■ TO DO
Return the complete listing that follows, with each line reproduced exactly.

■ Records
■ ■ ■

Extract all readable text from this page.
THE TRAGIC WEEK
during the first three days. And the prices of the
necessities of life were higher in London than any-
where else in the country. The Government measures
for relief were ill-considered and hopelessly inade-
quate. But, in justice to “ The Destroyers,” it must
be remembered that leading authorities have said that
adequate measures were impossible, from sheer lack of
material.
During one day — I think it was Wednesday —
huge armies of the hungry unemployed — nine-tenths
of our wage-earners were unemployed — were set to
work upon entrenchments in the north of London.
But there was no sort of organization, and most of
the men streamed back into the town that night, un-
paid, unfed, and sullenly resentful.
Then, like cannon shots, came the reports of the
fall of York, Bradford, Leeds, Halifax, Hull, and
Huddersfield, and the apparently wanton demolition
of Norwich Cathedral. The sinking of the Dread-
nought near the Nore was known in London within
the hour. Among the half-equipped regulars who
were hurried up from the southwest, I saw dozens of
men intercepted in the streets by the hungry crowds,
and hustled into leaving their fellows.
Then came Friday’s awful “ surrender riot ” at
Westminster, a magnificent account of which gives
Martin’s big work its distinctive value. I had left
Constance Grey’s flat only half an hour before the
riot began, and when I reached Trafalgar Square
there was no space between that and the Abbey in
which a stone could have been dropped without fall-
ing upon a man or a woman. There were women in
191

■ ■ ■

■ ANSWER TO THE PROBLEM
Extract all readable text from this page.
THE TRAGIC WEEK
during the first three days. And the prices of the
necessities of life were higher in London than any-
where else in the country. The Government measures
for relief were ill-considered and hopelessly inade-
quate. But, in justice to “ The Destroyers,” it must
be remembered that leading authorities have said that
adequate measures were impossible, from sheer lack of
material.
During one day — I think it was Wednesday —
huge armies of the hungry unemployed — nine-tenths
of our wage-earners were unemployed — were set to
work upon entrenchments in the north of London.
But there was no sort of organization, and most of
the men streamed back into the town that night, un-
paid, unfed, and sullenly resentful.
Then, like cannon shots, came the reports of the
fall of York, Bradford, Leeds, Halifax, Hull, and
Huddersfield, and the apparently wanton demolition
of Norwich Cathedral. The sinking of the Dread-
nought near the Nore was known in London within
the hour. Among the half-equipped regulars who
were hurried up from the southwest, I saw dozens of
men intercepted in the streets by the hungry crowds,
and hustled into leaving their fellows.
Then came Friday’s awful “ surrender riot ” at
Westminster, a magnificent account of which gives
Martin’s big work its distinctive value. I had left
Constance Grey’s flat only half an hour before the
riot began, and when I reached Trafalgar Square
there was no space between that and the Abbey in
which a stone could have been dropped without fall-
ing upon a man or a woman. There were women in
191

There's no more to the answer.